▶ [Prompt]: Only a number is wanted. Count the lines holding the string "name".

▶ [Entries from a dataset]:
====================

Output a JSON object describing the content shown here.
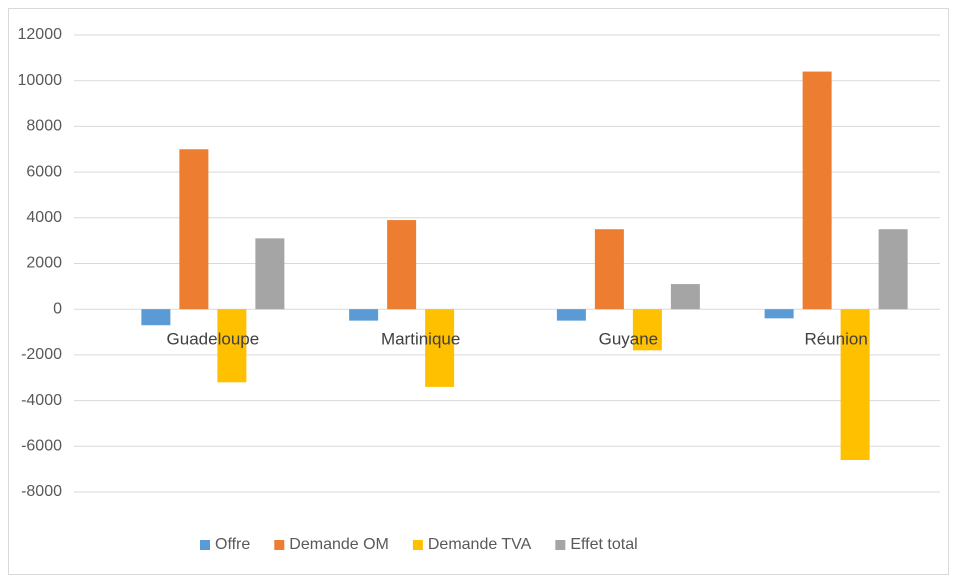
{
  "chart_data": {
    "type": "bar",
    "categories": [
      "Guadeloupe",
      "Martinique",
      "Guyane",
      "Réunion"
    ],
    "series": [
      {
        "name": "Offre",
        "color": "#5b9bd5",
        "values": [
          -700,
          -500,
          -500,
          -400
        ]
      },
      {
        "name": "Demande OM",
        "color": "#ed7d31",
        "values": [
          7000,
          3900,
          3500,
          10400
        ]
      },
      {
        "name": "Demande TVA",
        "color": "#ffc000",
        "values": [
          -3200,
          -3400,
          -1800,
          -6600
        ]
      },
      {
        "name": "Effet total",
        "color": "#a5a5a5",
        "values": [
          3100,
          0,
          1100,
          3500
        ]
      }
    ],
    "ylim": [
      -8000,
      12000
    ],
    "yticks": [
      -8000,
      -6000,
      -4000,
      -2000,
      0,
      2000,
      4000,
      6000,
      8000,
      10000,
      12000
    ],
    "grid": true,
    "legend": "bottom"
  }
}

====================

▶ [Solution to this task]: 4